* [Do this]:
Pull out every line with the word "temperature" from the entries below.

* [Records for the task]:
* * *

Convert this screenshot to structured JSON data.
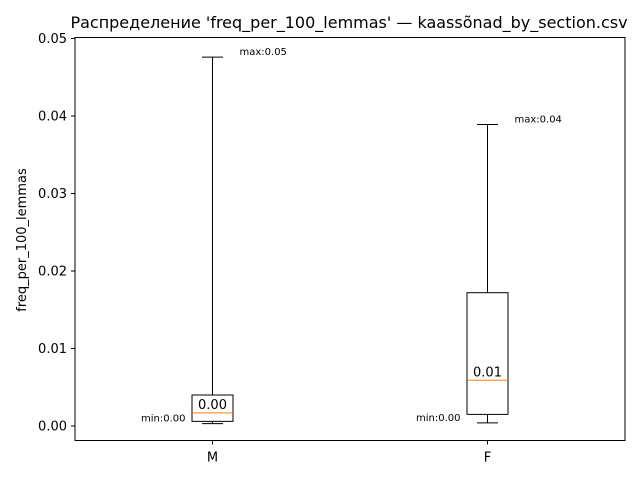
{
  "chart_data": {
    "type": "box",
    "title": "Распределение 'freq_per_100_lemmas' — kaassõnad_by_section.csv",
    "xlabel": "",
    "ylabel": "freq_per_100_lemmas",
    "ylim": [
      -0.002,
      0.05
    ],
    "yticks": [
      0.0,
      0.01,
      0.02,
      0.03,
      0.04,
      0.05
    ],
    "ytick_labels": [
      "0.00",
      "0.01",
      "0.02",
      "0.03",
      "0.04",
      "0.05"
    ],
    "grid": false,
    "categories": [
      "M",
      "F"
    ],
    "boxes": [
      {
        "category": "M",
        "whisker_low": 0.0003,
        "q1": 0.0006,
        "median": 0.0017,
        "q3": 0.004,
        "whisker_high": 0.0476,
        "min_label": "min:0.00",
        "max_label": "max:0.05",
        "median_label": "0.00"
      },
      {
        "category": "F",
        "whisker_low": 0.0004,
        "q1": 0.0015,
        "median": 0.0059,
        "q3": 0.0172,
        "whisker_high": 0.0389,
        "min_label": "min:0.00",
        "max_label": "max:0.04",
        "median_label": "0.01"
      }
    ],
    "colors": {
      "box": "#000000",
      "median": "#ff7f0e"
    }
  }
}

* * *

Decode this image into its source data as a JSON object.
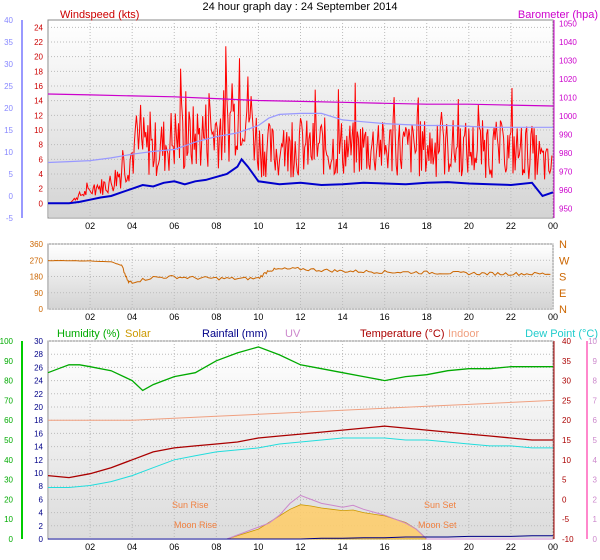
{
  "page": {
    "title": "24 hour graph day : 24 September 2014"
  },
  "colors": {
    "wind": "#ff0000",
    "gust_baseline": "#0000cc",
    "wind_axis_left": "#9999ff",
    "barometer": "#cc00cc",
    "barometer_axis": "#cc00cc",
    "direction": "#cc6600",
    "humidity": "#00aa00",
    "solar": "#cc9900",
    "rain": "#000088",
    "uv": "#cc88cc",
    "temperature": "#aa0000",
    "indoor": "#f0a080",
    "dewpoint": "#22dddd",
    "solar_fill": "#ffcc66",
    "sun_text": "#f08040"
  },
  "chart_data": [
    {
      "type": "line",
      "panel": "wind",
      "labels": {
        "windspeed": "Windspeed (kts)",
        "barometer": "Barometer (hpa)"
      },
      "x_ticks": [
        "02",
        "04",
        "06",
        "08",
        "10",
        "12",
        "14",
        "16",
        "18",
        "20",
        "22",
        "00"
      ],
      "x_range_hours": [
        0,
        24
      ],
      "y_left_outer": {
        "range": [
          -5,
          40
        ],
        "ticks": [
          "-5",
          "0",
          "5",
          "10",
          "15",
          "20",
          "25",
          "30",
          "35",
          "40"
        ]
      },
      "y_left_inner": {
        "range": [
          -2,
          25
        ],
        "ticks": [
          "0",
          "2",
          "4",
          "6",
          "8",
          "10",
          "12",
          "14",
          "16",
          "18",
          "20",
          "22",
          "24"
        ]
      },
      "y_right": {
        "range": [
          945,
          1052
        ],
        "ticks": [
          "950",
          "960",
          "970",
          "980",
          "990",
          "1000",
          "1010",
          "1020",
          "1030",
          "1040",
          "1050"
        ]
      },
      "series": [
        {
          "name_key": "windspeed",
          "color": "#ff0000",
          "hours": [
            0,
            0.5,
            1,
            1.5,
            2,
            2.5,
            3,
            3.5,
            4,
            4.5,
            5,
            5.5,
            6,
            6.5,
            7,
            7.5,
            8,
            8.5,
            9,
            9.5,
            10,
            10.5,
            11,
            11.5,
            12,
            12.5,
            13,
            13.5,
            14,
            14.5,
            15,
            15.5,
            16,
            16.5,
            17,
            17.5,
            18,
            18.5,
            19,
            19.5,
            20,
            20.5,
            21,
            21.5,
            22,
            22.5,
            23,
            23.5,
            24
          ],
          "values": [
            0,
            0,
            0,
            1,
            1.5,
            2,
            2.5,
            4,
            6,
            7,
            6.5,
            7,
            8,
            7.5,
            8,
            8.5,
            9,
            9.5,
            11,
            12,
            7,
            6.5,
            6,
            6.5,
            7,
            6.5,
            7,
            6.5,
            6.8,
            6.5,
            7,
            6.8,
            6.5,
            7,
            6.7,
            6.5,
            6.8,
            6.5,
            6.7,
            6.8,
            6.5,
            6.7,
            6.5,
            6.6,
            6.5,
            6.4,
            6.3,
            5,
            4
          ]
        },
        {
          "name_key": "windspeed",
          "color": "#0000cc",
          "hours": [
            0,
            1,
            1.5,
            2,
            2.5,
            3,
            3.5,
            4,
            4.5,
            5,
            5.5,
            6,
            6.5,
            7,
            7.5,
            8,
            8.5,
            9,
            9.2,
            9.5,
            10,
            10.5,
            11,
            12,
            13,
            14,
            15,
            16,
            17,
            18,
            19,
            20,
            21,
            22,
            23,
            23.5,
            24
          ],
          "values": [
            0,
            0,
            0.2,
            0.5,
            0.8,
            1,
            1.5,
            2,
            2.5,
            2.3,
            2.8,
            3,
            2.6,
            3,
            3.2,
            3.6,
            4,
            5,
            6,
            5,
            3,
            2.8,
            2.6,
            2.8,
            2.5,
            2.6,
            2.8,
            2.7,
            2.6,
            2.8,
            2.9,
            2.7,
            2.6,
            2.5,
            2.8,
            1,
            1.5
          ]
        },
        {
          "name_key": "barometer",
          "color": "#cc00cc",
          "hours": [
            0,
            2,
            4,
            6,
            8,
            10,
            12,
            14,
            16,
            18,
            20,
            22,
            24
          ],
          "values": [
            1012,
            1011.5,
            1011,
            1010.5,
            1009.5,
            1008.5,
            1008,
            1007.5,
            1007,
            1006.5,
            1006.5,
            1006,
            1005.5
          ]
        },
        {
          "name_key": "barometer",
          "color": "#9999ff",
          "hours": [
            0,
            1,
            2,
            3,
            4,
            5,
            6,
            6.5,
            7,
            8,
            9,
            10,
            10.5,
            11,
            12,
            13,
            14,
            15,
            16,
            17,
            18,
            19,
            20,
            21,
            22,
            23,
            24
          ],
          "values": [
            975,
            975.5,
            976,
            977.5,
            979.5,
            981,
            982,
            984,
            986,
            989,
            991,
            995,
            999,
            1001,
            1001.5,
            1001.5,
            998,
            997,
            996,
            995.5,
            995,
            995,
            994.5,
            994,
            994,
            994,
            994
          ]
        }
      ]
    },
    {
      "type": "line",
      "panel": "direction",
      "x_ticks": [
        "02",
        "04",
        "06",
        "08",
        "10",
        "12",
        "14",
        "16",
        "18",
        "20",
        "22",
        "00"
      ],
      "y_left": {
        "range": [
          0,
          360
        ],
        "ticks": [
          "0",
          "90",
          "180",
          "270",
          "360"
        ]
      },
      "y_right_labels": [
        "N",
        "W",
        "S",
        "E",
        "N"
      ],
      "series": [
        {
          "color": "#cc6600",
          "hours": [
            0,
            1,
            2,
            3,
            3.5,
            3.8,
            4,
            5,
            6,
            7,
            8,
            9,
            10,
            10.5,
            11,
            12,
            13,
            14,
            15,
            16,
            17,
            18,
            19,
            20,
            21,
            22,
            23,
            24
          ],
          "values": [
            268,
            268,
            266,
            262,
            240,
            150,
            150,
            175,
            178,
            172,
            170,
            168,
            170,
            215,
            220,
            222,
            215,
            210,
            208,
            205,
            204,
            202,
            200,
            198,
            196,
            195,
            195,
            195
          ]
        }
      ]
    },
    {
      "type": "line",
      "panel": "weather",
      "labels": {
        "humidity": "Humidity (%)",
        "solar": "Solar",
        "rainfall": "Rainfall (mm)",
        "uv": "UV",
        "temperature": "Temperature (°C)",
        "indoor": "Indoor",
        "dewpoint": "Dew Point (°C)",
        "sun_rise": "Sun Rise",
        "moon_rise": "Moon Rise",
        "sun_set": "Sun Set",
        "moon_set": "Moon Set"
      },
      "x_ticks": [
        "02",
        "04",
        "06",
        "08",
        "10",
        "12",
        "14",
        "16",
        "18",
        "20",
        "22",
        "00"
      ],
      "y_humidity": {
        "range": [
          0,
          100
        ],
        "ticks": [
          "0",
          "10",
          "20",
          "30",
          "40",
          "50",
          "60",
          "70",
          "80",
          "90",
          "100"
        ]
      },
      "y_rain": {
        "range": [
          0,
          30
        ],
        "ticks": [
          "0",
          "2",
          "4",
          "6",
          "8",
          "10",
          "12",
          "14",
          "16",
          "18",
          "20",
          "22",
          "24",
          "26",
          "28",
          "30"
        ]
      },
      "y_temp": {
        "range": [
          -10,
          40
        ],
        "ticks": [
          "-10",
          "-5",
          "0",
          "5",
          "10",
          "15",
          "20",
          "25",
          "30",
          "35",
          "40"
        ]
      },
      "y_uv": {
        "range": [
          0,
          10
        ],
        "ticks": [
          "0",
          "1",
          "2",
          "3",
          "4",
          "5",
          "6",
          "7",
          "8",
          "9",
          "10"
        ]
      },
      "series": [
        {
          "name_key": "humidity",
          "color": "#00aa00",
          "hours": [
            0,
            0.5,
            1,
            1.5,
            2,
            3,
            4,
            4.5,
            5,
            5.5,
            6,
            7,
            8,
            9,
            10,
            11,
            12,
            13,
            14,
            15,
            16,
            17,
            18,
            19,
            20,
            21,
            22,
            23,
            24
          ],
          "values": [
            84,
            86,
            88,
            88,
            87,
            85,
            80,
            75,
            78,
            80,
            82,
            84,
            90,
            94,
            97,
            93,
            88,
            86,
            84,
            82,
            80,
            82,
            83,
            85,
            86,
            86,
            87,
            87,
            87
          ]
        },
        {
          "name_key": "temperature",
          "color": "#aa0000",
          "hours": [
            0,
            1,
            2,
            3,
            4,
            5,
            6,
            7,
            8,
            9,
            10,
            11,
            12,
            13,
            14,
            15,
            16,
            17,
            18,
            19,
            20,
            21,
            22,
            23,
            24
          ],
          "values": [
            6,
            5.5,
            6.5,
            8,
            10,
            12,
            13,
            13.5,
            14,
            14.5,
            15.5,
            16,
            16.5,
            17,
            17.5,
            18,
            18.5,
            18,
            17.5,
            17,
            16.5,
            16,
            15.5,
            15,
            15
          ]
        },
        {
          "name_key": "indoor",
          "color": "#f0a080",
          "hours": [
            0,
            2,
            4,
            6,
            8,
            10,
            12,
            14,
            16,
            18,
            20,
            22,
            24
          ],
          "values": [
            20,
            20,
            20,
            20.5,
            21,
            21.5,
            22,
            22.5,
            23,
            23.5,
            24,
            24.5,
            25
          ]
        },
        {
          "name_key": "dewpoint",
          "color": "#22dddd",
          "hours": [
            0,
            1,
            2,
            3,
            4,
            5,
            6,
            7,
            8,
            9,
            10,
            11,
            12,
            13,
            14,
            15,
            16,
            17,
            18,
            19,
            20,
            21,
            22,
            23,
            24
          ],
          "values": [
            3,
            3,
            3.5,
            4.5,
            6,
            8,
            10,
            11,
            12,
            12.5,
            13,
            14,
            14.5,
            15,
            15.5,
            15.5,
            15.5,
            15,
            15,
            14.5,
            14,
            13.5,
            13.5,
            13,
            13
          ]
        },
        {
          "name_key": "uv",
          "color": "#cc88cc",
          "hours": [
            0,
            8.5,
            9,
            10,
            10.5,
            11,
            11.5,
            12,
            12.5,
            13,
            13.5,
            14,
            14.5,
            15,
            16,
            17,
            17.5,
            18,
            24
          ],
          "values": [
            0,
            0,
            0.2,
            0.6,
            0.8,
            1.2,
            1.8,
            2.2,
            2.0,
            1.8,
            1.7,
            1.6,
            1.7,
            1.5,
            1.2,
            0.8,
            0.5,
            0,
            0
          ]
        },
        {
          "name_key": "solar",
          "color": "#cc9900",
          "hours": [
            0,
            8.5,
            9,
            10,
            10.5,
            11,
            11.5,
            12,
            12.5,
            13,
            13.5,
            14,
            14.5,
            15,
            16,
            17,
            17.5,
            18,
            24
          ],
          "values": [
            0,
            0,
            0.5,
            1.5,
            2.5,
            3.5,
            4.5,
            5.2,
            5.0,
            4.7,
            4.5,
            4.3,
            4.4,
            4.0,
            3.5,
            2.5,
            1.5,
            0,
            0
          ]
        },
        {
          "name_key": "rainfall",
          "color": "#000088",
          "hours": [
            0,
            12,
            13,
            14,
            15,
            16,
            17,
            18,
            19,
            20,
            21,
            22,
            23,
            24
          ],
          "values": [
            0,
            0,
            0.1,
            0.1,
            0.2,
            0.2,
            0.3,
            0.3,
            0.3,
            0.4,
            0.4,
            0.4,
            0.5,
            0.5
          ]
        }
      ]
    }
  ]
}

* * *

* [Task solution]:
    "temperature": "#aa0000",
        "temperature": "Temperature (°C)",
          "name_key": "temperature",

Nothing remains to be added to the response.